== DIRECTION ==
Pick out the lines below with "価格推移" and list them.

+++

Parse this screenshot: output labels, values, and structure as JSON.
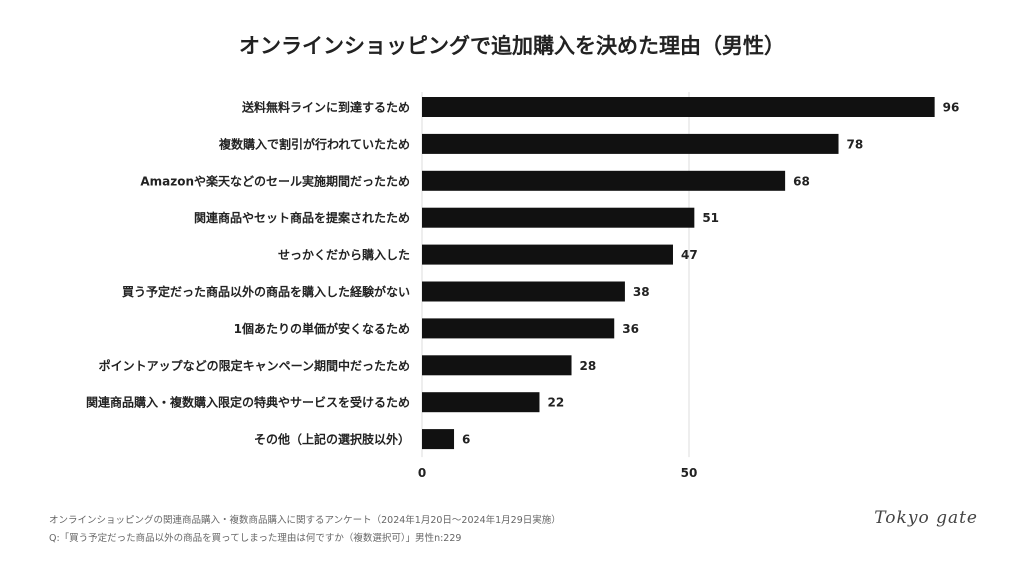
{
  "chart_data": {
    "type": "bar",
    "orientation": "horizontal",
    "title": "オンラインショッピングで追加購入を決めた理由（男性）",
    "categories": [
      "送料無料ラインに到達するため",
      "複数購入で割引が行われていたため",
      "Amazonや楽天などのセール実施期間だったため",
      "関連商品やセット商品を提案されたため",
      "せっかくだから購入した",
      "買う予定だった商品以外の商品を購入した経験がない",
      "1個あたりの単価が安くなるため",
      "ポイントアップなどの限定キャンペーン期間中だったため",
      "関連商品購入・複数購入限定の特典やサービスを受けるため",
      "その他（上記の選択肢以外）"
    ],
    "values": [
      96,
      78,
      68,
      51,
      47,
      38,
      36,
      28,
      22,
      6
    ],
    "xticks": [
      "0",
      "50"
    ],
    "xlim": [
      0,
      100
    ],
    "grid": true,
    "bar_color": "#111111"
  },
  "footer": {
    "source": "オンラインショッピングの関連商品購入・複数商品購入に関するアンケート（2024年1月20日〜2024年1月29日実施）",
    "question": "Q:「買う予定だった商品以外の商品を買ってしまった理由は何ですか（複数選択可）」男性n:229"
  },
  "logo": "Tokyo gate"
}
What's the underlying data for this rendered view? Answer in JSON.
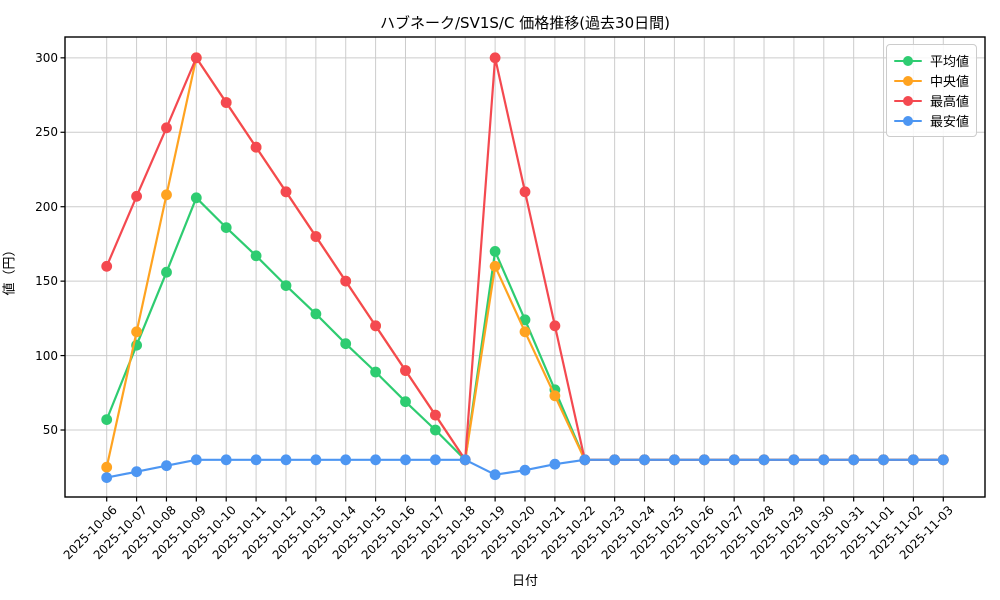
{
  "title": "ハブネーク/SV1S/C 価格推移(過去30日間)",
  "chart_data": {
    "type": "line",
    "title": "ハブネーク/SV1S/C 価格推移(過去30日間)",
    "xlabel": "日付",
    "ylabel": "値（円）",
    "grid": true,
    "legend_position": "upper right",
    "ylim": [
      5,
      314
    ],
    "yticks": [
      50,
      100,
      150,
      200,
      250,
      300
    ],
    "categories": [
      "2025-10-06",
      "2025-10-07",
      "2025-10-08",
      "2025-10-09",
      "2025-10-10",
      "2025-10-11",
      "2025-10-12",
      "2025-10-13",
      "2025-10-14",
      "2025-10-15",
      "2025-10-16",
      "2025-10-17",
      "2025-10-18",
      "2025-10-19",
      "2025-10-20",
      "2025-10-21",
      "2025-10-22",
      "2025-10-23",
      "2025-10-24",
      "2025-10-25",
      "2025-10-26",
      "2025-10-27",
      "2025-10-28",
      "2025-10-29",
      "2025-10-30",
      "2025-10-31",
      "2025-11-01",
      "2025-11-02",
      "2025-11-03"
    ],
    "series": [
      {
        "name": "平均値",
        "color": "#2ecc71",
        "values": [
          57,
          107,
          156,
          206,
          186,
          167,
          147,
          128,
          108,
          89,
          69,
          50,
          30,
          170,
          124,
          77,
          30,
          30,
          30,
          30,
          30,
          30,
          30,
          30,
          30,
          30,
          30,
          30,
          30
        ]
      },
      {
        "name": "中央値",
        "color": "#ffa320",
        "values": [
          25,
          116,
          208,
          300,
          270,
          240,
          210,
          180,
          150,
          120,
          90,
          60,
          30,
          160,
          116,
          73,
          30,
          30,
          30,
          30,
          30,
          30,
          30,
          30,
          30,
          30,
          30,
          30,
          30
        ]
      },
      {
        "name": "最高値",
        "color": "#f44950",
        "values": [
          160,
          207,
          253,
          300,
          270,
          240,
          210,
          180,
          150,
          120,
          90,
          60,
          30,
          300,
          210,
          120,
          30,
          30,
          30,
          30,
          30,
          30,
          30,
          30,
          30,
          30,
          30,
          30,
          30
        ]
      },
      {
        "name": "最安値",
        "color": "#4d96f2",
        "values": [
          18,
          22,
          26,
          30,
          30,
          30,
          30,
          30,
          30,
          30,
          30,
          30,
          30,
          20,
          23,
          27,
          30,
          30,
          30,
          30,
          30,
          30,
          30,
          30,
          30,
          30,
          30,
          30,
          30
        ]
      }
    ],
    "colors": {
      "grid": "#cccccc",
      "spine": "#000000",
      "background": "#ffffff"
    }
  }
}
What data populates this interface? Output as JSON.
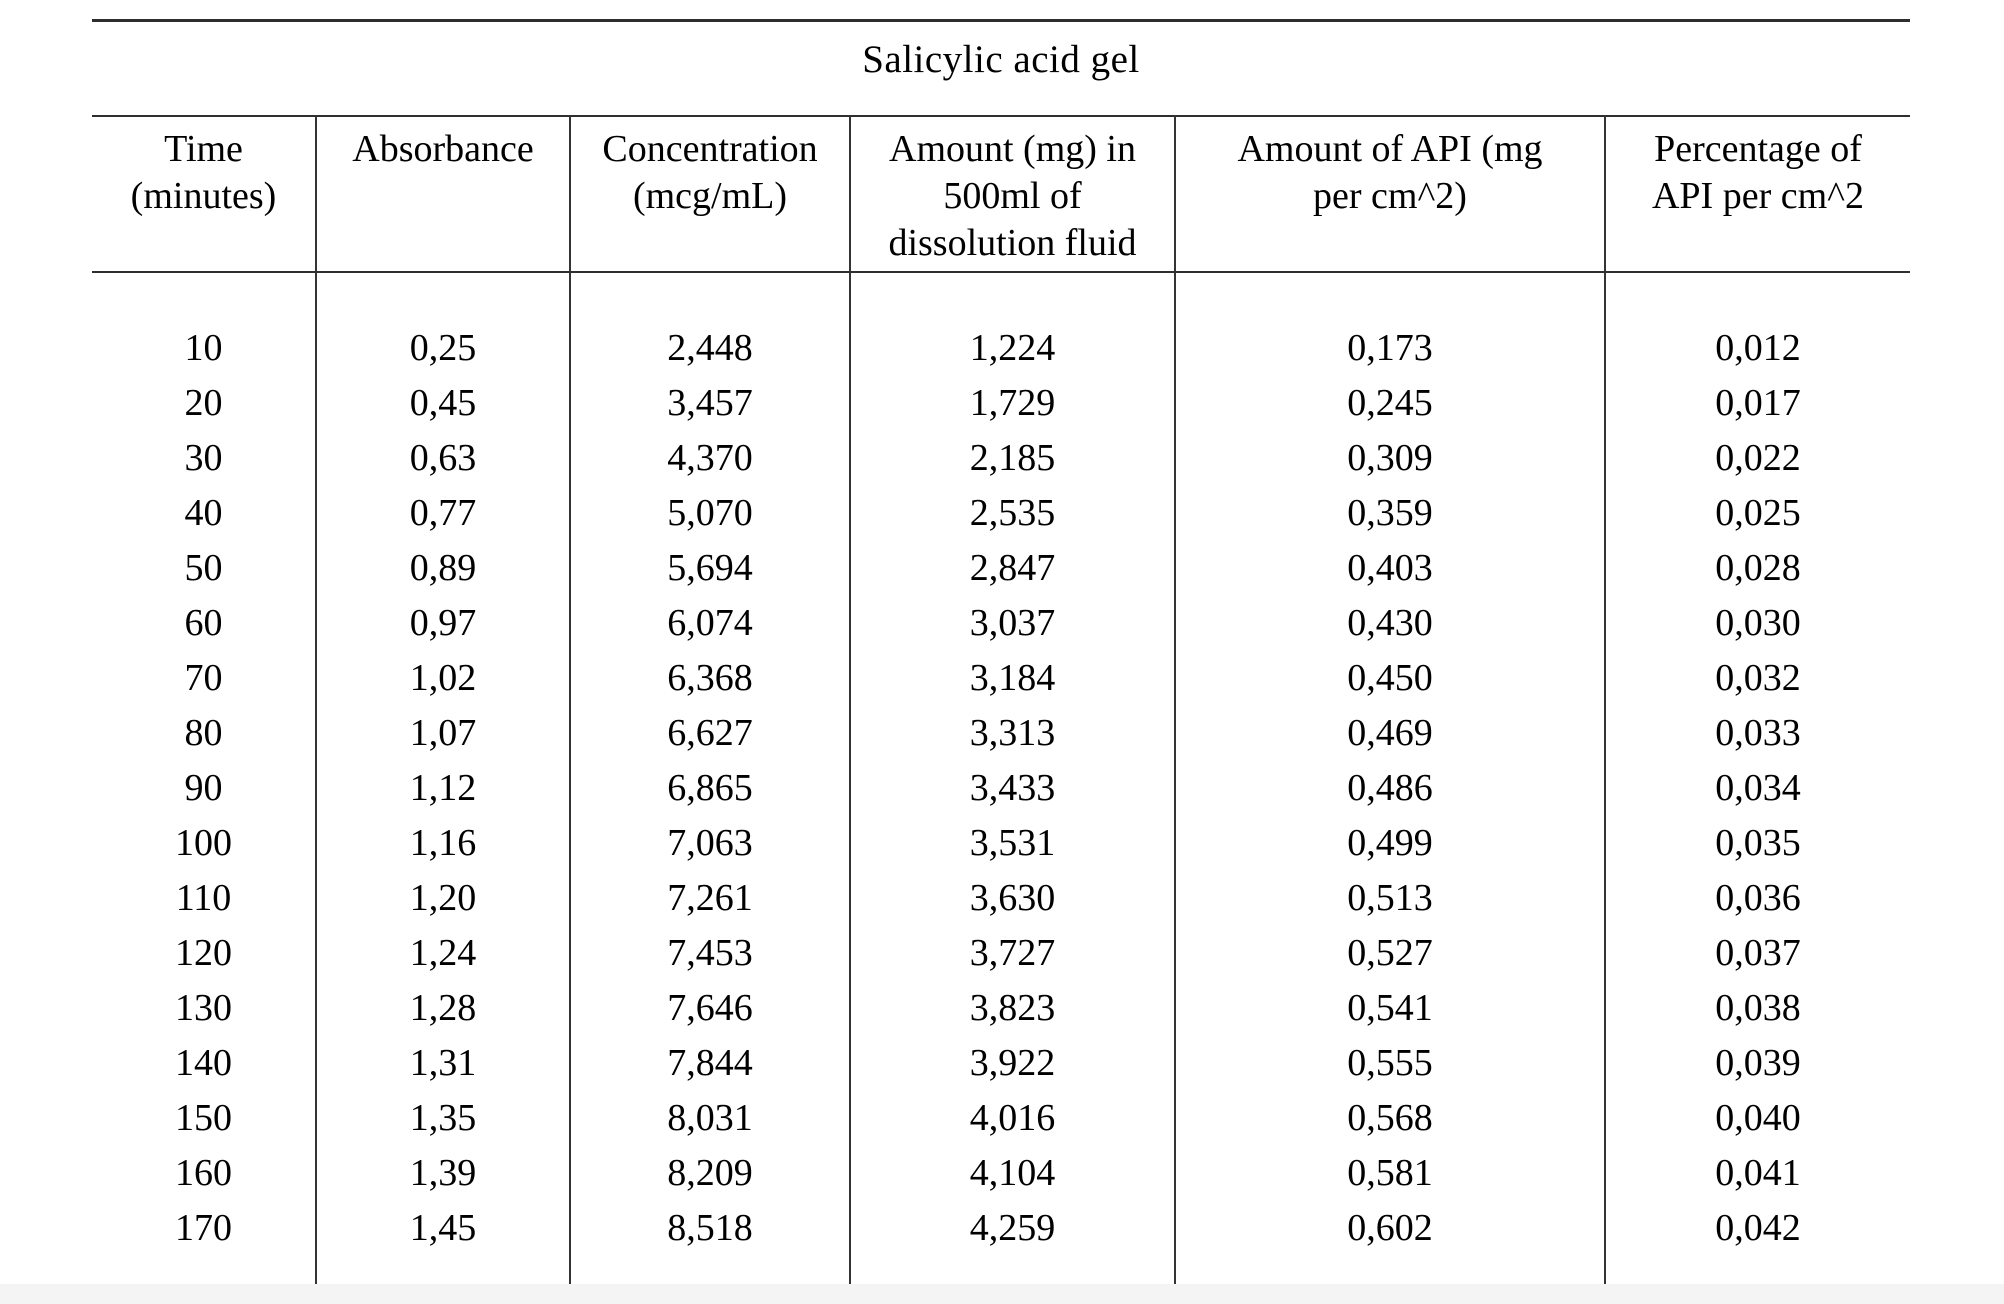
{
  "title": "Salicylic acid gel",
  "table": {
    "headers": [
      "Time\n(minutes)",
      "Absorbance",
      "Concentration\n(mcg/mL)",
      "Amount (mg) in\n500ml of\ndissolution fluid",
      "Amount of API (mg\nper cm^2)",
      "Percentage of\nAPI per cm^2"
    ],
    "rows": [
      [
        "10",
        "0,25",
        "2,448",
        "1,224",
        "0,173",
        "0,012"
      ],
      [
        "20",
        "0,45",
        "3,457",
        "1,729",
        "0,245",
        "0,017"
      ],
      [
        "30",
        "0,63",
        "4,370",
        "2,185",
        "0,309",
        "0,022"
      ],
      [
        "40",
        "0,77",
        "5,070",
        "2,535",
        "0,359",
        "0,025"
      ],
      [
        "50",
        "0,89",
        "5,694",
        "2,847",
        "0,403",
        "0,028"
      ],
      [
        "60",
        "0,97",
        "6,074",
        "3,037",
        "0,430",
        "0,030"
      ],
      [
        "70",
        "1,02",
        "6,368",
        "3,184",
        "0,450",
        "0,032"
      ],
      [
        "80",
        "1,07",
        "6,627",
        "3,313",
        "0,469",
        "0,033"
      ],
      [
        "90",
        "1,12",
        "6,865",
        "3,433",
        "0,486",
        "0,034"
      ],
      [
        "100",
        "1,16",
        "7,063",
        "3,531",
        "0,499",
        "0,035"
      ],
      [
        "110",
        "1,20",
        "7,261",
        "3,630",
        "0,513",
        "0,036"
      ],
      [
        "120",
        "1,24",
        "7,453",
        "3,727",
        "0,527",
        "0,037"
      ],
      [
        "130",
        "1,28",
        "7,646",
        "3,823",
        "0,541",
        "0,038"
      ],
      [
        "140",
        "1,31",
        "7,844",
        "3,922",
        "0,555",
        "0,039"
      ],
      [
        "150",
        "1,35",
        "8,031",
        "4,016",
        "0,568",
        "0,040"
      ],
      [
        "160",
        "1,39",
        "8,209",
        "4,104",
        "0,581",
        "0,041"
      ],
      [
        "170",
        "1,45",
        "8,518",
        "4,259",
        "0,602",
        "0,042"
      ]
    ],
    "colors": {
      "rule_heavy": "#2e2e2e",
      "rule_vertical": "#343434",
      "text": "#000000",
      "background": "#ffffff",
      "page_edge_strip": "#f4f4f4"
    }
  }
}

+++

== ANSWER TO THIS PROBLEM ==
  "title": "ハブネーク/SV1S/C 価格推移(過去30日間)",
    "title": "ハブネーク/SV1S/C 価格推移(過去30日間)",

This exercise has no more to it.